-- Material to process follows --

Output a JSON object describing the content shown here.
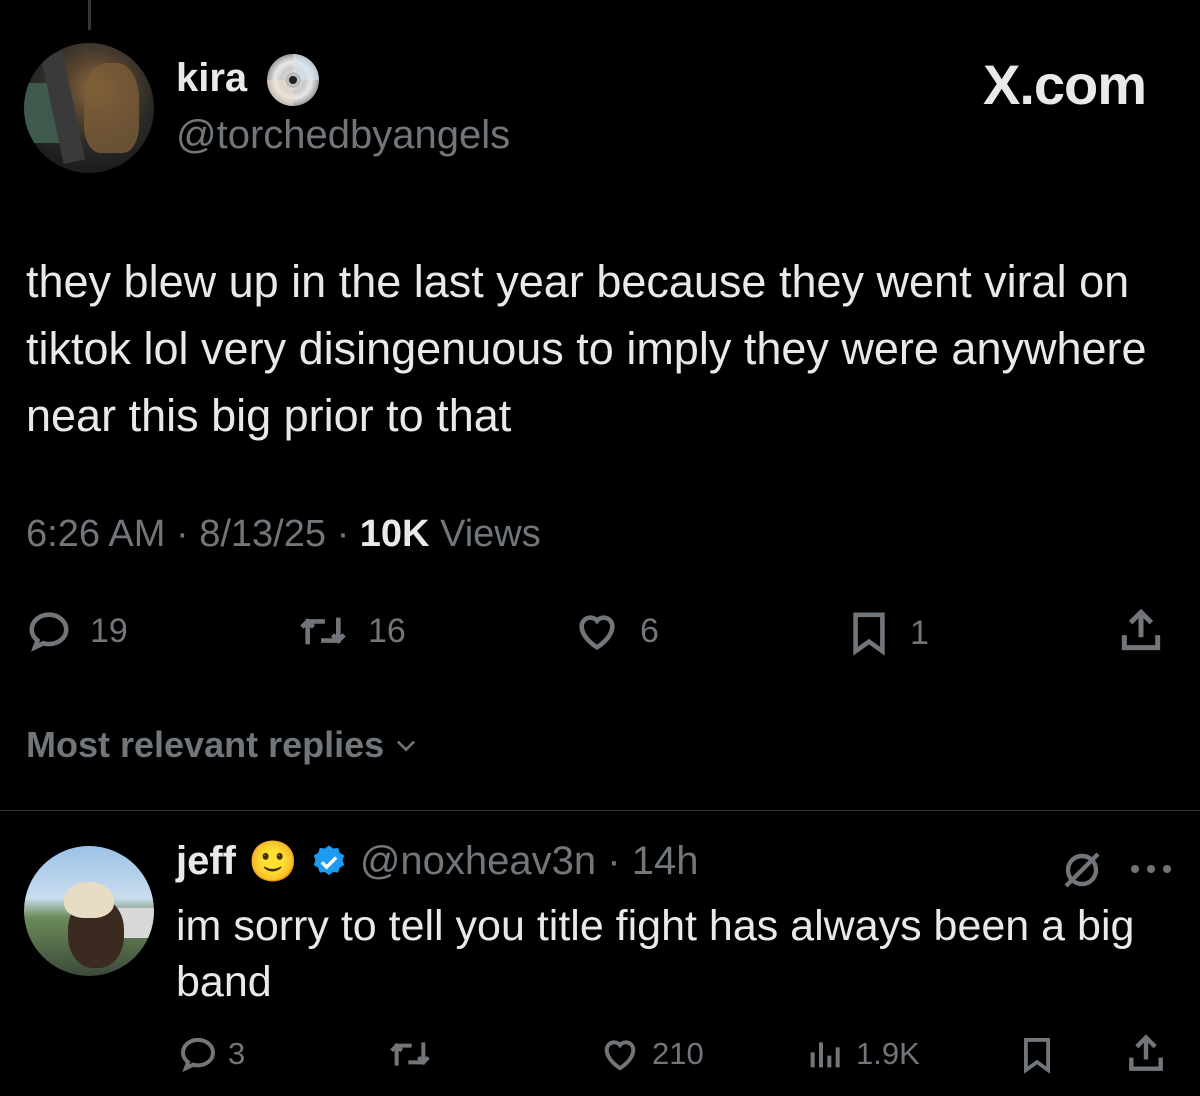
{
  "watermark": "X.com",
  "main_tweet": {
    "author_name": "kira",
    "author_handle": "@torchedbyangels",
    "badge_icon": "cd-disc-icon",
    "text": "they blew up in the last year because they went viral on tiktok lol very disingenuous to imply they were anywhere near this big prior to that",
    "time": "6:26 AM",
    "date": "8/13/25",
    "views_count": "10K",
    "views_label": "Views",
    "separator": "·",
    "replies": "19",
    "reposts": "16",
    "likes": "6",
    "bookmarks": "1"
  },
  "sort": {
    "label": "Most relevant replies",
    "icon": "chevron-down-icon"
  },
  "reply": {
    "author_name": "jeff",
    "emoji": "🙂",
    "verified_icon": "verified-badge-icon",
    "handle": "@noxheav3n",
    "time": "14h",
    "text": "im sorry to tell you title fight has always been a big band",
    "replies": "3",
    "reposts": "",
    "likes": "210",
    "views": "1.9K"
  },
  "colors": {
    "background": "#000000",
    "text": "#e7e9ea",
    "muted": "#71767b",
    "verified": "#1d9bf0",
    "divider": "#2f3336"
  }
}
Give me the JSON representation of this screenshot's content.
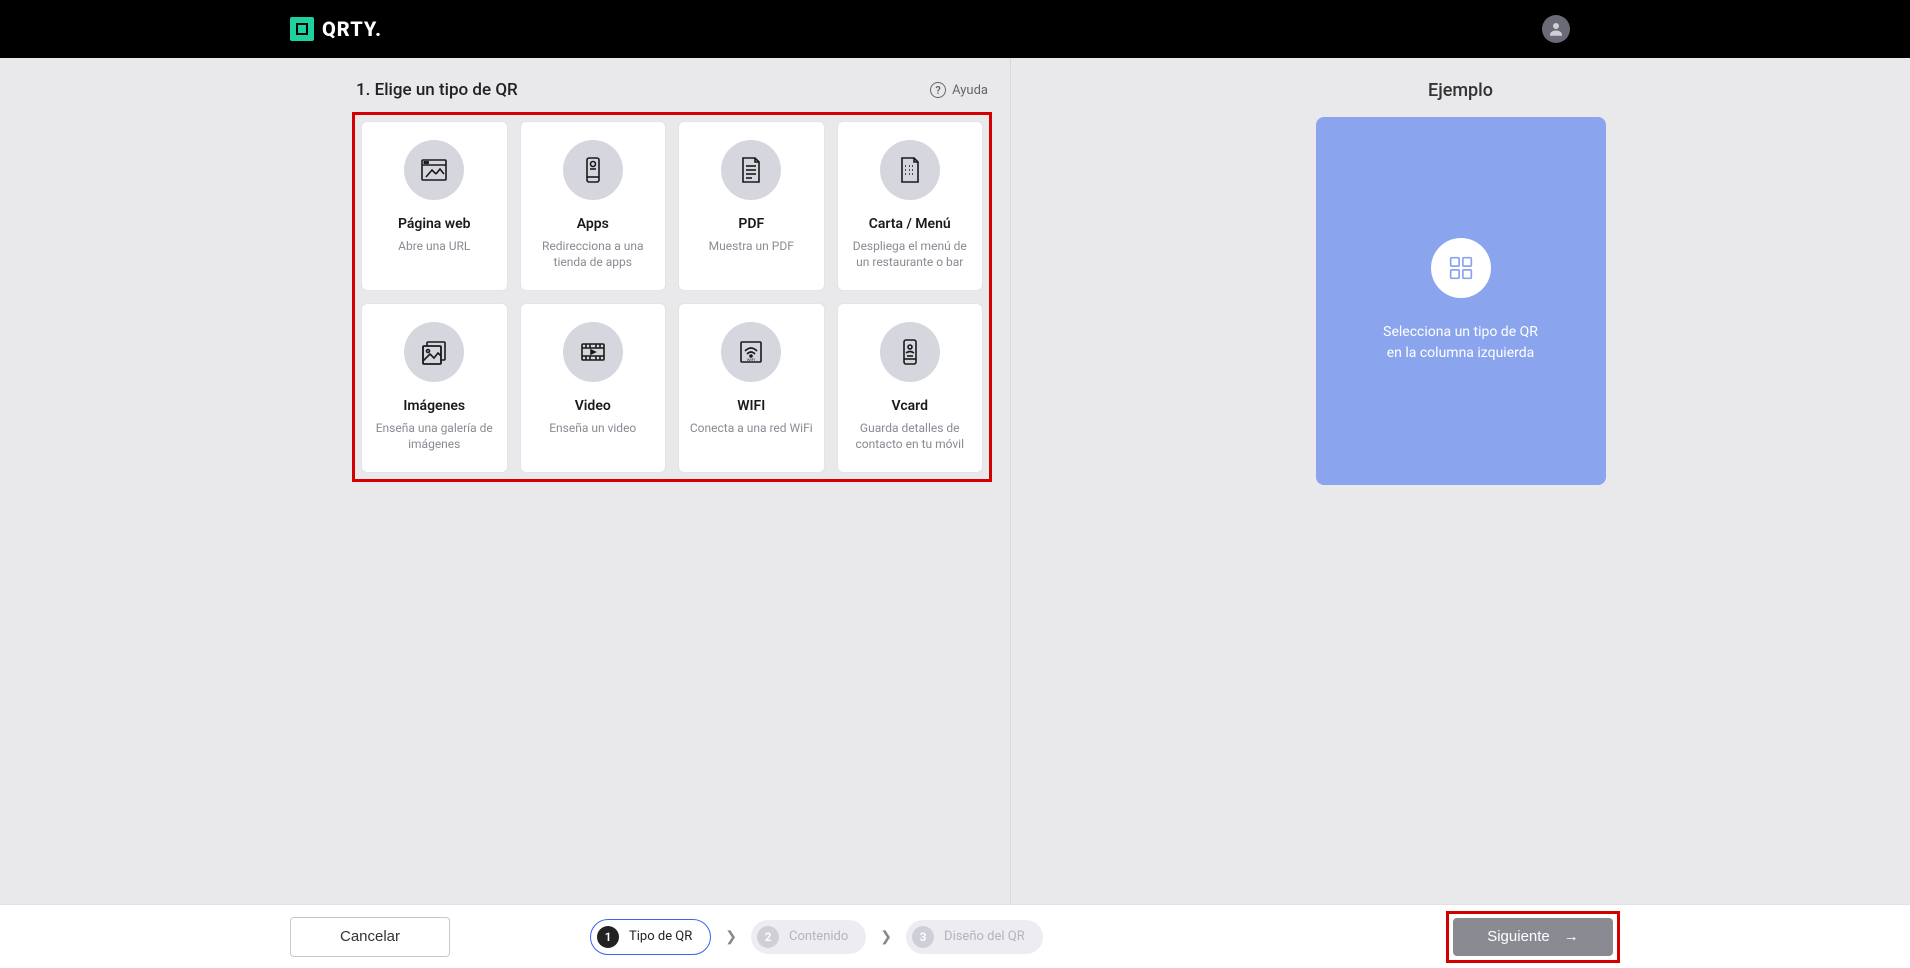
{
  "header": {
    "brand": "QRTY."
  },
  "section": {
    "title": "1. Elige un tipo de QR",
    "help_label": "Ayuda"
  },
  "cards": [
    {
      "title": "Página web",
      "desc": "Abre una URL"
    },
    {
      "title": "Apps",
      "desc": "Redirecciona a una tienda de apps"
    },
    {
      "title": "PDF",
      "desc": "Muestra un PDF"
    },
    {
      "title": "Carta / Menú",
      "desc": "Despliega el menú de un restaurante o bar"
    },
    {
      "title": "Imágenes",
      "desc": "Enseña una galería de imágenes"
    },
    {
      "title": "Video",
      "desc": "Enseña un video"
    },
    {
      "title": "WIFI",
      "desc": "Conecta a una red WiFi"
    },
    {
      "title": "Vcard",
      "desc": "Guarda detalles de contacto en tu móvil"
    }
  ],
  "example": {
    "heading": "Ejemplo",
    "line1": "Selecciona un tipo de QR",
    "line2": "en la columna izquierda"
  },
  "footer": {
    "cancel": "Cancelar",
    "next": "Siguiente",
    "steps": [
      {
        "num": "1",
        "label": "Tipo de QR"
      },
      {
        "num": "2",
        "label": "Contenido"
      },
      {
        "num": "3",
        "label": "Diseño del QR"
      }
    ]
  }
}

-- Material to process concluded --

→ Task objective: What the answer needs is every line from the data above with "verified" in it.

→ Solution to this problem:
    "verified_icon": "verified-badge-icon",
    "verified": "#1d9bf0",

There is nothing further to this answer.